• What is required
Transcribe the listing that follows in full, omitting pictures.

• Data extract
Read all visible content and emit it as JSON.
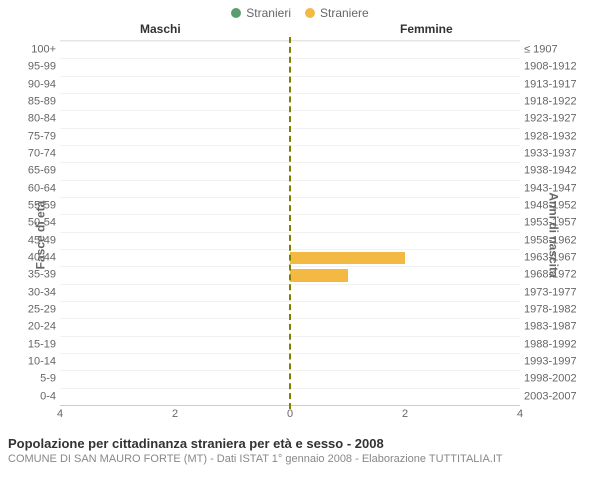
{
  "legend": {
    "male": {
      "label": "Stranieri",
      "color": "#5a9e6f"
    },
    "female": {
      "label": "Straniere",
      "color": "#f4b942"
    }
  },
  "headers": {
    "male": "Maschi",
    "female": "Femmine"
  },
  "axis_titles": {
    "left": "Fasce di età",
    "right": "Anni di nascita"
  },
  "chart": {
    "type": "population-pyramid",
    "x_max": 4,
    "x_ticks": [
      4,
      2,
      0,
      2,
      4
    ],
    "center_line_color": "#808000",
    "grid_color": "#f2f2f2",
    "background_color": "#ffffff",
    "bar_color_male": "#5a9e6f",
    "bar_color_female": "#f4b942",
    "label_fontsize": 11,
    "rows": [
      {
        "age": "100+",
        "birth": "≤ 1907",
        "m": 0,
        "f": 0
      },
      {
        "age": "95-99",
        "birth": "1908-1912",
        "m": 0,
        "f": 0
      },
      {
        "age": "90-94",
        "birth": "1913-1917",
        "m": 0,
        "f": 0
      },
      {
        "age": "85-89",
        "birth": "1918-1922",
        "m": 0,
        "f": 0
      },
      {
        "age": "80-84",
        "birth": "1923-1927",
        "m": 0,
        "f": 0
      },
      {
        "age": "75-79",
        "birth": "1928-1932",
        "m": 0,
        "f": 0
      },
      {
        "age": "70-74",
        "birth": "1933-1937",
        "m": 0,
        "f": 0
      },
      {
        "age": "65-69",
        "birth": "1938-1942",
        "m": 0,
        "f": 0
      },
      {
        "age": "60-64",
        "birth": "1943-1947",
        "m": 0,
        "f": 0
      },
      {
        "age": "55-59",
        "birth": "1948-1952",
        "m": 0,
        "f": 0
      },
      {
        "age": "50-54",
        "birth": "1953-1957",
        "m": 0,
        "f": 0
      },
      {
        "age": "45-49",
        "birth": "1958-1962",
        "m": 0,
        "f": 0
      },
      {
        "age": "40-44",
        "birth": "1963-1967",
        "m": 0,
        "f": 2
      },
      {
        "age": "35-39",
        "birth": "1968-1972",
        "m": 0,
        "f": 1
      },
      {
        "age": "30-34",
        "birth": "1973-1977",
        "m": 0,
        "f": 0
      },
      {
        "age": "25-29",
        "birth": "1978-1982",
        "m": 0,
        "f": 0
      },
      {
        "age": "20-24",
        "birth": "1983-1987",
        "m": 0,
        "f": 0
      },
      {
        "age": "15-19",
        "birth": "1988-1992",
        "m": 0,
        "f": 0
      },
      {
        "age": "10-14",
        "birth": "1993-1997",
        "m": 0,
        "f": 0
      },
      {
        "age": "5-9",
        "birth": "1998-2002",
        "m": 0,
        "f": 0
      },
      {
        "age": "0-4",
        "birth": "2003-2007",
        "m": 0,
        "f": 0
      }
    ]
  },
  "footer": {
    "title": "Popolazione per cittadinanza straniera per età e sesso - 2008",
    "subtitle": "COMUNE DI SAN MAURO FORTE (MT) - Dati ISTAT 1° gennaio 2008 - Elaborazione TUTTITALIA.IT"
  }
}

• Result of this task
Read all visible content and emit it as JSON.
{
  "legend": {
    "male": {
      "label": "Stranieri",
      "color": "#5a9e6f"
    },
    "female": {
      "label": "Straniere",
      "color": "#f4b942"
    }
  },
  "headers": {
    "male": "Maschi",
    "female": "Femmine"
  },
  "axis_titles": {
    "left": "Fasce di età",
    "right": "Anni di nascita"
  },
  "chart": {
    "type": "population-pyramid",
    "x_max": 4,
    "x_ticks": [
      4,
      2,
      0,
      2,
      4
    ],
    "center_line_color": "#808000",
    "grid_color": "#f2f2f2",
    "background_color": "#ffffff",
    "bar_color_male": "#5a9e6f",
    "bar_color_female": "#f4b942",
    "label_fontsize": 11,
    "rows": [
      {
        "age": "100+",
        "birth": "≤ 1907",
        "m": 0,
        "f": 0
      },
      {
        "age": "95-99",
        "birth": "1908-1912",
        "m": 0,
        "f": 0
      },
      {
        "age": "90-94",
        "birth": "1913-1917",
        "m": 0,
        "f": 0
      },
      {
        "age": "85-89",
        "birth": "1918-1922",
        "m": 0,
        "f": 0
      },
      {
        "age": "80-84",
        "birth": "1923-1927",
        "m": 0,
        "f": 0
      },
      {
        "age": "75-79",
        "birth": "1928-1932",
        "m": 0,
        "f": 0
      },
      {
        "age": "70-74",
        "birth": "1933-1937",
        "m": 0,
        "f": 0
      },
      {
        "age": "65-69",
        "birth": "1938-1942",
        "m": 0,
        "f": 0
      },
      {
        "age": "60-64",
        "birth": "1943-1947",
        "m": 0,
        "f": 0
      },
      {
        "age": "55-59",
        "birth": "1948-1952",
        "m": 0,
        "f": 0
      },
      {
        "age": "50-54",
        "birth": "1953-1957",
        "m": 0,
        "f": 0
      },
      {
        "age": "45-49",
        "birth": "1958-1962",
        "m": 0,
        "f": 0
      },
      {
        "age": "40-44",
        "birth": "1963-1967",
        "m": 0,
        "f": 2
      },
      {
        "age": "35-39",
        "birth": "1968-1972",
        "m": 0,
        "f": 1
      },
      {
        "age": "30-34",
        "birth": "1973-1977",
        "m": 0,
        "f": 0
      },
      {
        "age": "25-29",
        "birth": "1978-1982",
        "m": 0,
        "f": 0
      },
      {
        "age": "20-24",
        "birth": "1983-1987",
        "m": 0,
        "f": 0
      },
      {
        "age": "15-19",
        "birth": "1988-1992",
        "m": 0,
        "f": 0
      },
      {
        "age": "10-14",
        "birth": "1993-1997",
        "m": 0,
        "f": 0
      },
      {
        "age": "5-9",
        "birth": "1998-2002",
        "m": 0,
        "f": 0
      },
      {
        "age": "0-4",
        "birth": "2003-2007",
        "m": 0,
        "f": 0
      }
    ]
  },
  "footer": {
    "title": "Popolazione per cittadinanza straniera per età e sesso - 2008",
    "subtitle": "COMUNE DI SAN MAURO FORTE (MT) - Dati ISTAT 1° gennaio 2008 - Elaborazione TUTTITALIA.IT"
  }
}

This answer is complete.